Exercise instructions >> All lines in the data bearing the string "mediante" should be identified and copied.
═══ Dataset rows
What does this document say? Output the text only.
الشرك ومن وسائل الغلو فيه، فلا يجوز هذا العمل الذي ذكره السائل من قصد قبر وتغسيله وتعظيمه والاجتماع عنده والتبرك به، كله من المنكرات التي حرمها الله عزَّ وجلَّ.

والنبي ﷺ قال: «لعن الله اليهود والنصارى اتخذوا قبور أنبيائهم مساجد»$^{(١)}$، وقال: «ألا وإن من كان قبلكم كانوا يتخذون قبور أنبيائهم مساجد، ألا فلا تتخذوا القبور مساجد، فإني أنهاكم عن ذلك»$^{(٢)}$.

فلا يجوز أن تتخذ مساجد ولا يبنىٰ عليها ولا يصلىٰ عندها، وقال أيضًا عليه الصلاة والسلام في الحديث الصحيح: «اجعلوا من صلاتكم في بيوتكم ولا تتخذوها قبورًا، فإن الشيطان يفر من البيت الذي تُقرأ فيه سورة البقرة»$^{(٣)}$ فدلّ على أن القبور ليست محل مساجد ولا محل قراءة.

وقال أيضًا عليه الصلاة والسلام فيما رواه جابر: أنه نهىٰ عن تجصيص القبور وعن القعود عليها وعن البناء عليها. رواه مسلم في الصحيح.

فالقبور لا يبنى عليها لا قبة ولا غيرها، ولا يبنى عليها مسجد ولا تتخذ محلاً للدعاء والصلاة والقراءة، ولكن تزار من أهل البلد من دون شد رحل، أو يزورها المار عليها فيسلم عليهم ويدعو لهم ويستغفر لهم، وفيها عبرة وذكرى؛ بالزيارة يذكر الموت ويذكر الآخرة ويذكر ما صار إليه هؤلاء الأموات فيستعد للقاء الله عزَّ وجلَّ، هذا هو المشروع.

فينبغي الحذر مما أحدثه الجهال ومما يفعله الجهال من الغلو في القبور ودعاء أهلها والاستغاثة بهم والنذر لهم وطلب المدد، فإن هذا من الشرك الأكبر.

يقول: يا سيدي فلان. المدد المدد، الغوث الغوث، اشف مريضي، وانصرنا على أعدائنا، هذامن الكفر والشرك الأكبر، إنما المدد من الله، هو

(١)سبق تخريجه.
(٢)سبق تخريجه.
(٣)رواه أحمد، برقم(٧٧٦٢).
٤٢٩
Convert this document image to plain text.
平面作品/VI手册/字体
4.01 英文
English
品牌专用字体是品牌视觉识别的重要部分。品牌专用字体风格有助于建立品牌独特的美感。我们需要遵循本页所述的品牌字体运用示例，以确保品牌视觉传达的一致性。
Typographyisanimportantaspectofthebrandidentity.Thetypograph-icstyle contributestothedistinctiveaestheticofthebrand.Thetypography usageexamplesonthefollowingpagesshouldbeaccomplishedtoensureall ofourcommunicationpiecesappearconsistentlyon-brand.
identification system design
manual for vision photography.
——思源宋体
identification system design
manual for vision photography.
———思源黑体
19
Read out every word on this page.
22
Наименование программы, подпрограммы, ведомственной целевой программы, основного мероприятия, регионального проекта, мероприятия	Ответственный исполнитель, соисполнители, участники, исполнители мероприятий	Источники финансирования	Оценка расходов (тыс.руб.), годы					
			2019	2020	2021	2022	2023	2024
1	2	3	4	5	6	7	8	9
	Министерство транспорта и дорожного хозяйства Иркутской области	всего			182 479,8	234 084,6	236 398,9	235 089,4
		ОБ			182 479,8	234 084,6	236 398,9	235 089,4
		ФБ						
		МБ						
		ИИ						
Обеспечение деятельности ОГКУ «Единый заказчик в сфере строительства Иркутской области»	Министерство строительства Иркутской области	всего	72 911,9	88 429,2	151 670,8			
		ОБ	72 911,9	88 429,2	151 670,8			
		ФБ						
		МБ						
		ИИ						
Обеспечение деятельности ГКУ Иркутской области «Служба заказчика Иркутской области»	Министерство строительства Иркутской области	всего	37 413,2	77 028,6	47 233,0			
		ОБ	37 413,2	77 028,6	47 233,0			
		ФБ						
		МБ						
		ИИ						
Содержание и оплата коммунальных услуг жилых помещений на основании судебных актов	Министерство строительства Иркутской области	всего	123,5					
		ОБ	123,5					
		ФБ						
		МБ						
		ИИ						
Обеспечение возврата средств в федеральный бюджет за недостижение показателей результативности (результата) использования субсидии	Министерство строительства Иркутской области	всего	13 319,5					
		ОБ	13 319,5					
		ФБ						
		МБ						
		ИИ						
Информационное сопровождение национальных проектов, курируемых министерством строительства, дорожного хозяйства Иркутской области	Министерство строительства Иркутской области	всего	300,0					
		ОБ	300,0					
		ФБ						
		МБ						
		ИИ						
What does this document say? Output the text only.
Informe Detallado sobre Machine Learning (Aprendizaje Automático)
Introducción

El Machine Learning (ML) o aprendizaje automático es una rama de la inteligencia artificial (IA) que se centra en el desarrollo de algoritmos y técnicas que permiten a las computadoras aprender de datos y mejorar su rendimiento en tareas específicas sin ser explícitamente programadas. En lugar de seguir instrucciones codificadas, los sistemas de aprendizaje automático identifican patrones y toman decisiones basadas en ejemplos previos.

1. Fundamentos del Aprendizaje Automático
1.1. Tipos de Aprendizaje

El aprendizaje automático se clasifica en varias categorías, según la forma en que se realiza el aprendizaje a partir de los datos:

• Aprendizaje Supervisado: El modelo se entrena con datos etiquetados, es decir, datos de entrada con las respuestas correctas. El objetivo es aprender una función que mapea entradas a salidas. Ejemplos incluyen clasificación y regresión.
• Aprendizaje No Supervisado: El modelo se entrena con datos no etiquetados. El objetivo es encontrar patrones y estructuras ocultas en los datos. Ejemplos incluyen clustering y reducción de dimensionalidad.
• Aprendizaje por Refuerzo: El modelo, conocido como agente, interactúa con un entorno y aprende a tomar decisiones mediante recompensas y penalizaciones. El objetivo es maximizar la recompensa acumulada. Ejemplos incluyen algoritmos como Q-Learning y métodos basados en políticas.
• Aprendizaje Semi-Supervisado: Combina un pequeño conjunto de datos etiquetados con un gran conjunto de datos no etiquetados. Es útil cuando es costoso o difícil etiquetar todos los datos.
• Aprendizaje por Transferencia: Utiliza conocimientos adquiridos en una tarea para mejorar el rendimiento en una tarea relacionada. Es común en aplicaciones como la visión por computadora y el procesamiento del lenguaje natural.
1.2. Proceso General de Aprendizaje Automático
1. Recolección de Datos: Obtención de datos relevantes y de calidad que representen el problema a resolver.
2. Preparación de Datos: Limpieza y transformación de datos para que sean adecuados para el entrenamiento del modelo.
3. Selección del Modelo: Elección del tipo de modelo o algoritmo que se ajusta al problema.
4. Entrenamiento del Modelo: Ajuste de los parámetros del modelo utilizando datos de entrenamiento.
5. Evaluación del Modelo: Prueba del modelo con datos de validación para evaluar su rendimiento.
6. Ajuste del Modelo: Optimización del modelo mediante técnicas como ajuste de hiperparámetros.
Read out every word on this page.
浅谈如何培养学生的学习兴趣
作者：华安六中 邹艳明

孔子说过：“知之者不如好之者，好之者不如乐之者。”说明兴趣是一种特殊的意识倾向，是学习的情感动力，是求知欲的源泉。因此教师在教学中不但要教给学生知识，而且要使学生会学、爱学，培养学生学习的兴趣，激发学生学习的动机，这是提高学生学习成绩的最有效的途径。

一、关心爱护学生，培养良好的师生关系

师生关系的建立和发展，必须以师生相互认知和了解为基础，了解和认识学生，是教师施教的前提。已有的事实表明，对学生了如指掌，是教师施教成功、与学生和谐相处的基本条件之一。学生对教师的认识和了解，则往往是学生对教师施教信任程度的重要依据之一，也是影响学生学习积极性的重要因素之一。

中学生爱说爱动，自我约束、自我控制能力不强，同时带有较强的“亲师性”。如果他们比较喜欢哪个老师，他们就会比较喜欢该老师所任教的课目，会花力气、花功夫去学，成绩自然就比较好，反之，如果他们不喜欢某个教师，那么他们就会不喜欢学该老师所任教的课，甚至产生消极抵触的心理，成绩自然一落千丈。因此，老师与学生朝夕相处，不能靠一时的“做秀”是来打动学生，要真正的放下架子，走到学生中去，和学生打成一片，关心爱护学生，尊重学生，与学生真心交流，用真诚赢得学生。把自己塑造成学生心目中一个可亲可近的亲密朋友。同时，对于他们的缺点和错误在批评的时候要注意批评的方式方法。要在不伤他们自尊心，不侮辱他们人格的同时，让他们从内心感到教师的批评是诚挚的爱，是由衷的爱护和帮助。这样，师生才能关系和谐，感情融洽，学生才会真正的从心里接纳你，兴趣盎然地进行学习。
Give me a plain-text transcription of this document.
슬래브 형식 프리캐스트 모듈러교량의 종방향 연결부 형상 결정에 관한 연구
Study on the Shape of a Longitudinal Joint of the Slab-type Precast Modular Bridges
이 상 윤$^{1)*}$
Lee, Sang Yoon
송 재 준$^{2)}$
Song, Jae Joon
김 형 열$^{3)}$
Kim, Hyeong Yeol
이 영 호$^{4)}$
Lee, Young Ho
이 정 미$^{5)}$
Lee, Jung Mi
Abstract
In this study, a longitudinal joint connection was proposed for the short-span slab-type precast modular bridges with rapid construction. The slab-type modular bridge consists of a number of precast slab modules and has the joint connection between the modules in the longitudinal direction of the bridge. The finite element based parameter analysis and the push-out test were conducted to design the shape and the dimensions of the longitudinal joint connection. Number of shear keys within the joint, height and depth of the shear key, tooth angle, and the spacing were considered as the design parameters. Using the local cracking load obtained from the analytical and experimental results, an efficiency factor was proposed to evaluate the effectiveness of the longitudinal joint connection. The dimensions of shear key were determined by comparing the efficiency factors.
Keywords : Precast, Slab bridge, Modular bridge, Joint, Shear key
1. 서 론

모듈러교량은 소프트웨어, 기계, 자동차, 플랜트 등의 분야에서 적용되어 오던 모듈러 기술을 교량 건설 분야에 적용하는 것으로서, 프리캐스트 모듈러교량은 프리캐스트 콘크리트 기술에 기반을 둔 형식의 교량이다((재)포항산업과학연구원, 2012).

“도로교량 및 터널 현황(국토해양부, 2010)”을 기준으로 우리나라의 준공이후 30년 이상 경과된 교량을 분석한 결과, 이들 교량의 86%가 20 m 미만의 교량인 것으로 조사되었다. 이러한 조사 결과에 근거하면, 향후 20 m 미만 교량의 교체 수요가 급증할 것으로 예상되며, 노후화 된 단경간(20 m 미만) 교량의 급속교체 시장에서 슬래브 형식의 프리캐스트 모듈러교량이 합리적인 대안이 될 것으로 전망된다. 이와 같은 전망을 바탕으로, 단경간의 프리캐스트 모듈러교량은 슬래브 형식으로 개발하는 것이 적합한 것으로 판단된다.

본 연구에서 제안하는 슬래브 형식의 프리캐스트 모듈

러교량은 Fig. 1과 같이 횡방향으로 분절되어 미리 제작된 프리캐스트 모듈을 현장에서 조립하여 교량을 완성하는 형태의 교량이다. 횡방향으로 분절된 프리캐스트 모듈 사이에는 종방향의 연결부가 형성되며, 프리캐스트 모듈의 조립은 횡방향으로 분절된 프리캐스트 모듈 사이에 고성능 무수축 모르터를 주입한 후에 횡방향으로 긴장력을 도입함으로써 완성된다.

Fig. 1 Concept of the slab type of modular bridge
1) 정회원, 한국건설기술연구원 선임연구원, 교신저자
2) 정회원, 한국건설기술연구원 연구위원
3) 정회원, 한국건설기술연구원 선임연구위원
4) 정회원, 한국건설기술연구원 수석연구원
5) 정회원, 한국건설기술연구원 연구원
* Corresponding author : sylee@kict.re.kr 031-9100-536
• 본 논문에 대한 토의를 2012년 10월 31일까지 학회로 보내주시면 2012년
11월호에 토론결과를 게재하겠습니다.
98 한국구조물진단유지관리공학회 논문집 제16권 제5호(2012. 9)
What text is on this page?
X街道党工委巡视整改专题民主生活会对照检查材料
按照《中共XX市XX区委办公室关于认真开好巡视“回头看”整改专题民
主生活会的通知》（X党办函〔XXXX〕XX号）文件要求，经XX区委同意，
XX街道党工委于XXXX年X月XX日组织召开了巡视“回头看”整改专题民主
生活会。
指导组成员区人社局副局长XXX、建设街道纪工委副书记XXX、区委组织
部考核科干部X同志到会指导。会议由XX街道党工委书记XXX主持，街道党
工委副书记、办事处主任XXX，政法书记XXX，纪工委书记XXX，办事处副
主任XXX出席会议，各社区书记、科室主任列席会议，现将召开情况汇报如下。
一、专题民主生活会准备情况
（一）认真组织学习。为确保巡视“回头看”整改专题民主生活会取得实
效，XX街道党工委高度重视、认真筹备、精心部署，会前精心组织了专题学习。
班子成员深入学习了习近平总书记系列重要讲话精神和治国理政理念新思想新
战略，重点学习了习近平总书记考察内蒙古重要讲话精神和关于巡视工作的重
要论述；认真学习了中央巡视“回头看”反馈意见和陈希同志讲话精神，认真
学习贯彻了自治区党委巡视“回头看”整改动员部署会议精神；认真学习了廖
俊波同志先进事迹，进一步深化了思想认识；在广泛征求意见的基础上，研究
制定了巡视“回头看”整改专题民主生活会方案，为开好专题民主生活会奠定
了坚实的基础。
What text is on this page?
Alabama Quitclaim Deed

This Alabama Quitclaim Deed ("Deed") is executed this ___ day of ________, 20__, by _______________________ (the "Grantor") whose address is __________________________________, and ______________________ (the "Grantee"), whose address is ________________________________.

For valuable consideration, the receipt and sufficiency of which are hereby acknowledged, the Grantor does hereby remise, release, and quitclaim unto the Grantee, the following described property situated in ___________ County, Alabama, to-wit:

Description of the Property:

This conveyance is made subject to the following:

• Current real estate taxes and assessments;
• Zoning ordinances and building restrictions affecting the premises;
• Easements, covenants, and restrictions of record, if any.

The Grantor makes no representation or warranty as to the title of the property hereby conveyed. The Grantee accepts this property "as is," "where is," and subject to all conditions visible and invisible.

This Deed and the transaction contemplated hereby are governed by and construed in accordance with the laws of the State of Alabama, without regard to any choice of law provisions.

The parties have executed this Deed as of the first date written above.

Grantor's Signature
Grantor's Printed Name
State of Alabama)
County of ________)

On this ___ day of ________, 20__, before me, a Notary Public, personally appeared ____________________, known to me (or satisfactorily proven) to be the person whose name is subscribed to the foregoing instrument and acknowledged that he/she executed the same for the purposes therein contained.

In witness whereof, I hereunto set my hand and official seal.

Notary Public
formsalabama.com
══════
Solution >>
• Aprendizaje por Refuerzo: El modelo, conocido como agente, interactúa con un entorno y aprende a tomar decisiones mediante recompensas y penalizaciones. El objetivo es maximizar la recompensa acumulada. Ejemplos incluyen algoritmos como Q-Learning y métodos basados en políticas.
6. Ajuste del Modelo: Optimización del modelo mediante técnicas como ajuste de hiperparámetros.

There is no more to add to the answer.